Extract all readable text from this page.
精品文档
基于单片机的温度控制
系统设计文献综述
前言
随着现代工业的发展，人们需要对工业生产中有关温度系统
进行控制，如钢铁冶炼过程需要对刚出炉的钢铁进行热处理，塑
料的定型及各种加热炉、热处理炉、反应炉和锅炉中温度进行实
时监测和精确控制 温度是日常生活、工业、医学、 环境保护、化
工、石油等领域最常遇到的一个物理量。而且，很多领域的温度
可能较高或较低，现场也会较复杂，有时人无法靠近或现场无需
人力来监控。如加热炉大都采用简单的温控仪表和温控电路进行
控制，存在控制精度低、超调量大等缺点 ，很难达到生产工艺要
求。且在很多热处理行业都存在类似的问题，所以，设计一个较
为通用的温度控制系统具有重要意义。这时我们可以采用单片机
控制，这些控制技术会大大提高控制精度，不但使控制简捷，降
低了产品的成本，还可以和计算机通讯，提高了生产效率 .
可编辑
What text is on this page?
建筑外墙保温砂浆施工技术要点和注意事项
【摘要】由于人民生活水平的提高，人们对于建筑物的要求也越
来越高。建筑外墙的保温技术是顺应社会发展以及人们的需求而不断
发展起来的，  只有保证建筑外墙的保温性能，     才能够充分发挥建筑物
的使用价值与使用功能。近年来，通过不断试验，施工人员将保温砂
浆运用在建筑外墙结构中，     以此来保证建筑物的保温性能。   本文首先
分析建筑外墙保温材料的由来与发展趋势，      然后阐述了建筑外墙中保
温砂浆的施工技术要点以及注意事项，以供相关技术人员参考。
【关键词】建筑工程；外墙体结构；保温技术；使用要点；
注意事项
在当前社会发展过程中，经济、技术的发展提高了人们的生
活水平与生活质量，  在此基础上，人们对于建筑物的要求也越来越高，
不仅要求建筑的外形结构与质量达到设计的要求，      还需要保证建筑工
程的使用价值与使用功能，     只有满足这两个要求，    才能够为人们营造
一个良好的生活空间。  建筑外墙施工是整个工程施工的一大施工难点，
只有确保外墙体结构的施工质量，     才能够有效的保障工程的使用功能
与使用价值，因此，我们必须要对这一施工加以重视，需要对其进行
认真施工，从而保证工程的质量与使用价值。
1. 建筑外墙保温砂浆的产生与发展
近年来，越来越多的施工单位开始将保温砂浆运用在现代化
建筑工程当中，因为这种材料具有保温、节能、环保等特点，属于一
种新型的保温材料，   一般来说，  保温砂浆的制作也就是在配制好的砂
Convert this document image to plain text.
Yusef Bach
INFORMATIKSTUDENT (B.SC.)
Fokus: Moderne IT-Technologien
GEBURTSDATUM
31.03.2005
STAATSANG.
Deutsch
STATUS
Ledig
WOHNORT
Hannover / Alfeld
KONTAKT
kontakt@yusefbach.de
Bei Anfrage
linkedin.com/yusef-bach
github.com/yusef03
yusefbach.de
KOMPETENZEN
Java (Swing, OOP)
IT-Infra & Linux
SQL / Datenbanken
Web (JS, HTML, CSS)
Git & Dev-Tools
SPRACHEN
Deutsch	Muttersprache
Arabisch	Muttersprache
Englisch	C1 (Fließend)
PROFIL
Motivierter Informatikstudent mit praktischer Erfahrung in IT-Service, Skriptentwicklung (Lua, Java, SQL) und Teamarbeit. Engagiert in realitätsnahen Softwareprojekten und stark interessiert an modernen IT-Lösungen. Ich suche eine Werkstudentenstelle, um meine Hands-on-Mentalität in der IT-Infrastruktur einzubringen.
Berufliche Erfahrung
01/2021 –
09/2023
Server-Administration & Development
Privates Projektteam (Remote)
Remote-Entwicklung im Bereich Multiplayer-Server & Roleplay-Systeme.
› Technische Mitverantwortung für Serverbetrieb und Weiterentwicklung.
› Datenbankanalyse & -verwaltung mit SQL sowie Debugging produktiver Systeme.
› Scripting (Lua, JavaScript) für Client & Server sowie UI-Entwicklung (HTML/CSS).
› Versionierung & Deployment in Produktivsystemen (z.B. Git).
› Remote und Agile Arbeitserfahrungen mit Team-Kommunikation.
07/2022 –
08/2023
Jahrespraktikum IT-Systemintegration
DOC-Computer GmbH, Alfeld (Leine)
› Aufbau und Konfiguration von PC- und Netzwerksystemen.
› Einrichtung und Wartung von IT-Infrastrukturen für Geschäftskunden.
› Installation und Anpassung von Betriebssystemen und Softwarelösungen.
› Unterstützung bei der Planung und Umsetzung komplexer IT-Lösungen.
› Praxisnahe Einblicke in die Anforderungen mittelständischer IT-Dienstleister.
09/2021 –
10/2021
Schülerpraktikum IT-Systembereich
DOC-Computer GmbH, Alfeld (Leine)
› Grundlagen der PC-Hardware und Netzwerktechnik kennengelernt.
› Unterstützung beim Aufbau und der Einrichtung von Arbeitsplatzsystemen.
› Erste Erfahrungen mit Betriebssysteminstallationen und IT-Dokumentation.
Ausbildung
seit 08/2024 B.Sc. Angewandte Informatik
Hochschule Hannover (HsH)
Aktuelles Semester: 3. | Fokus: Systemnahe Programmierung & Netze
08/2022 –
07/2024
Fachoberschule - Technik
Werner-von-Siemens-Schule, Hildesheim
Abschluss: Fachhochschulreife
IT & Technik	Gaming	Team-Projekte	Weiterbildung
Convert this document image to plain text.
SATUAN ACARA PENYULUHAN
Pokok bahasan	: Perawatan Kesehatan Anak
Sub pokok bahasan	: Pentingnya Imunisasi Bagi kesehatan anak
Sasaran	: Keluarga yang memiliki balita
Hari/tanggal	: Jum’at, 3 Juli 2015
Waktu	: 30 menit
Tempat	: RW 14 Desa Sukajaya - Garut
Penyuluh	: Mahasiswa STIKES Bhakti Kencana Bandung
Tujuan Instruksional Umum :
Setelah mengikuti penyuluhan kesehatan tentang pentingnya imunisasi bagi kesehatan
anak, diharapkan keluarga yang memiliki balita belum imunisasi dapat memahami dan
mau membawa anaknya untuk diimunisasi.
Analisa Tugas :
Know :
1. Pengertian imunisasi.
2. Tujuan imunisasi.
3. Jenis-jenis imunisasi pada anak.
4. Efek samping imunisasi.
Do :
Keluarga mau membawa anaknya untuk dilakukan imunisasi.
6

-*-

● **GIVEN PROBLEM**
Check each line above for the string "anaknya" and show the ones that have it.

● **SOLUTION TO THIS EXERCISE**
mau membawa anaknya untuk diimunisasi.
Keluarga mau membawa anaknya untuk dilakukan imunisasi.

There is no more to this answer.